** What needs to be done **
Copy each line below exactly and leave the pictures out.

** Data rows **
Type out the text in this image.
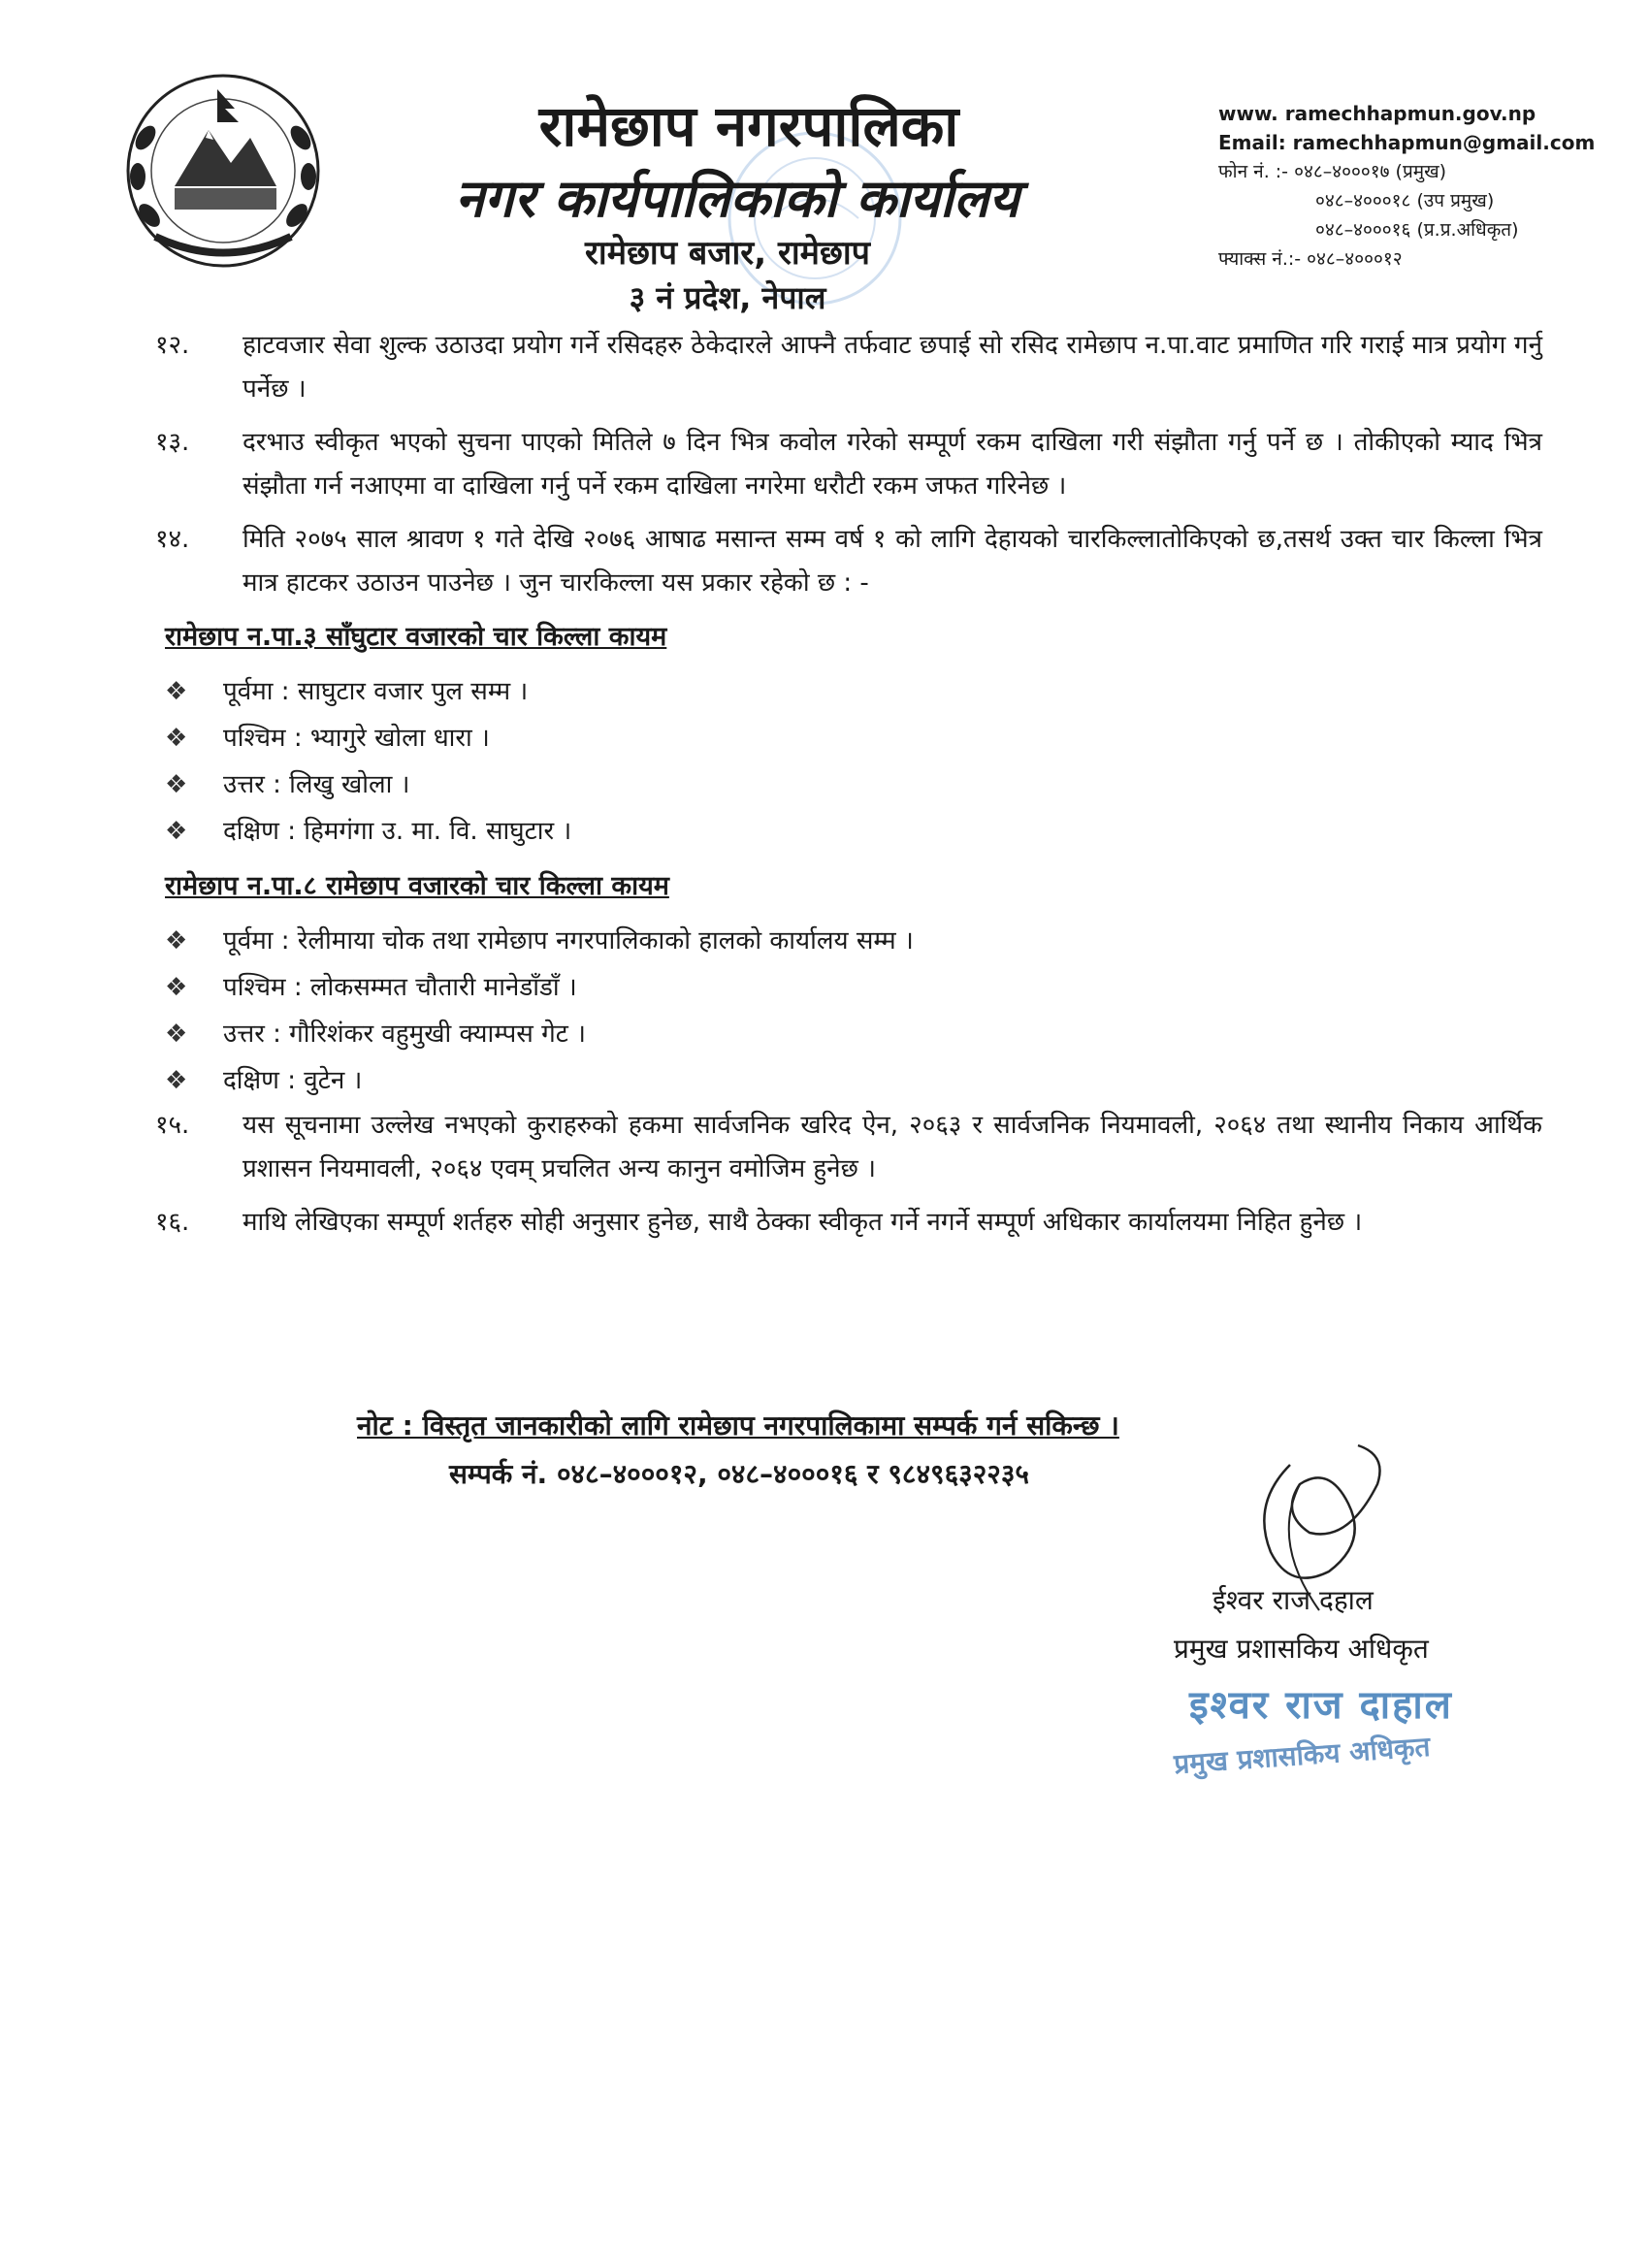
रामेछाप नगरपालिका
नगर कार्यपालिकाको कार्यालय
रामेछाप बजार, रामेछाप
३ नं प्रदेश, नेपाल
www. ramechhapmun.gov.np
Email: ramechhapmun@gmail.com
फोन नं. :- ०४८–४०००१७ (प्रमुख)
०४८–४०००१८ (उप प्रमुख)
०४८–४०००१६ (प्र.प्र.अधिकृत)
फ्याक्स नं.:- ०४८–४०००१२
१२.	हाटवजार सेवा शुल्क उठाउदा प्रयोग गर्ने रसिदहरु ठेकेदारले आफ्नै तर्फवाट छपाई सो रसिद रामेछाप न.पा.वाट प्रमाणित गरि गराई मात्र प्रयोग गर्नु पर्नेछ ।
१३.	दरभाउ स्वीकृत भएको सुचना पाएको मितिले ७ दिन भित्र कवोल गरेको सम्पूर्ण रकम दाखिला गरी संझौता गर्नु पर्ने छ । तोकीएको म्याद भित्र संझौता गर्न नआएमा वा दाखिला गर्नु पर्ने रकम दाखिला नगरेमा धरौटी रकम जफत गरिनेछ ।
१४.	मिति २०७५ साल श्रावण १ गते देखि २०७६ आषाढ मसान्त सम्म वर्ष १ को लागि देहायको चारकिल्लातोकिएको छ,तसर्थ उक्त चार किल्ला भित्र मात्र हाटकर उठाउन पाउनेछ । जुन चारकिल्ला यस प्रकार रहेको छ : -
रामेछाप न.पा.३ साँघुटार वजारको चार किल्ला कायम
❖	पूर्वमा : साघुटार वजार पुल सम्म ।
❖	पश्चिम : भ्यागुरे खोला धारा ।
❖	उत्तर : लिखु खोला ।
❖	दक्षिण : हिमगंगा उ. मा. वि. साघुटार ।
रामेछाप न.पा.८ रामेछाप वजारको चार किल्ला कायम
❖	पूर्वमा : रेलीमाया चोक तथा रामेछाप नगरपालिकाको हालको कार्यालय सम्म ।
❖	पश्चिम : लोकसम्मत चौतारी मानेडाँडाँ ।
❖	उत्तर : गौरिशंकर वहुमुखी क्याम्पस गेट ।
❖	दक्षिण : वुटेन ।
१५.	यस सूचनामा उल्लेख नभएको कुराहरुको हकमा सार्वजनिक खरिद ऐन, २०६३ र सार्वजनिक नियमावली, २०६४ तथा स्थानीय निकाय आर्थिक प्रशासन नियमावली, २०६४ एवम् प्रचलित अन्य कानुन वमोजिम हुनेछ ।
१६.	माथि लेखिएका सम्पूर्ण शर्तहरु सोही अनुसार हुनेछ, साथै ठेक्का स्वीकृत गर्ने नगर्ने सम्पूर्ण अधिकार कार्यालयमा निहित हुनेछ ।
नोट : विस्तृत जानकारीको लागि रामेछाप नगरपालिकामा सम्पर्क गर्न सकिन्छ ।
सम्पर्क नं. ०४८–४०००१२, ०४८–४०००१६ र ९८४९६३२२३५
ईश्वर राज दहाल
प्रमुख प्रशासकिय अधिकृत
इश्वर राज दाहाल
प्रमुख प्रशासकिय अधिकृत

** Finished answer **
Type out the text in this image.
रामेछाप नगरपालिका
नगर कार्यपालिकाको कार्यालय
रामेछाप बजार, रामेछाप
३ नं प्रदेश, नेपाल
www. ramechhapmun.gov.np
Email: ramechhapmun@gmail.com
फोन नं. :- ०४८–४०००१७ (प्रमुख)
०४८–४०००१८ (उप प्रमुख)
०४८–४०००१६ (प्र.प्र.अधिकृत)
फ्याक्स नं.:- ०४८–४०००१२
१२.	हाटवजार सेवा शुल्क उठाउदा प्रयोग गर्ने रसिदहरु ठेकेदारले आफ्नै तर्फवाट छपाई सो रसिद रामेछाप न.पा.वाट प्रमाणित गरि गराई मात्र प्रयोग गर्नु पर्नेछ ।
१३.	दरभाउ स्वीकृत भएको सुचना पाएको मितिले ७ दिन भित्र कवोल गरेको सम्पूर्ण रकम दाखिला गरी संझौता गर्नु पर्ने छ । तोकीएको म्याद भित्र संझौता गर्न नआएमा वा दाखिला गर्नु पर्ने रकम दाखिला नगरेमा धरौटी रकम जफत गरिनेछ ।
१४.	मिति २०७५ साल श्रावण १ गते देखि २०७६ आषाढ मसान्त सम्म वर्ष १ को लागि देहायको चारकिल्लातोकिएको छ,तसर्थ उक्त चार किल्ला भित्र मात्र हाटकर उठाउन पाउनेछ । जुन चारकिल्ला यस प्रकार रहेको छ : -
रामेछाप न.पा.३ साँघुटार वजारको चार किल्ला कायम
❖	पूर्वमा : साघुटार वजार पुल सम्म ।
❖	पश्चिम : भ्यागुरे खोला धारा ।
❖	उत्तर : लिखु खोला ।
❖	दक्षिण : हिमगंगा उ. मा. वि. साघुटार ।
रामेछाप न.पा.८ रामेछाप वजारको चार किल्ला कायम
❖	पूर्वमा : रेलीमाया चोक तथा रामेछाप नगरपालिकाको हालको कार्यालय सम्म ।
❖	पश्चिम : लोकसम्मत चौतारी मानेडाँडाँ ।
❖	उत्तर : गौरिशंकर वहुमुखी क्याम्पस गेट ।
❖	दक्षिण : वुटेन ।
१५.	यस सूचनामा उल्लेख नभएको कुराहरुको हकमा सार्वजनिक खरिद ऐन, २०६३ र सार्वजनिक नियमावली, २०६४ तथा स्थानीय निकाय आर्थिक प्रशासन नियमावली, २०६४ एवम् प्रचलित अन्य कानुन वमोजिम हुनेछ ।
१६.	माथि लेखिएका सम्पूर्ण शर्तहरु सोही अनुसार हुनेछ, साथै ठेक्का स्वीकृत गर्ने नगर्ने सम्पूर्ण अधिकार कार्यालयमा निहित हुनेछ ।
नोट : विस्तृत जानकारीको लागि रामेछाप नगरपालिकामा सम्पर्क गर्न सकिन्छ ।
सम्पर्क नं. ०४८–४०००१२, ०४८–४०००१६ र ९८४९६३२२३५
ईश्वर राज दहाल
प्रमुख प्रशासकिय अधिकृत
इश्वर राज दाहाल
प्रमुख प्रशासकिय अधिकृत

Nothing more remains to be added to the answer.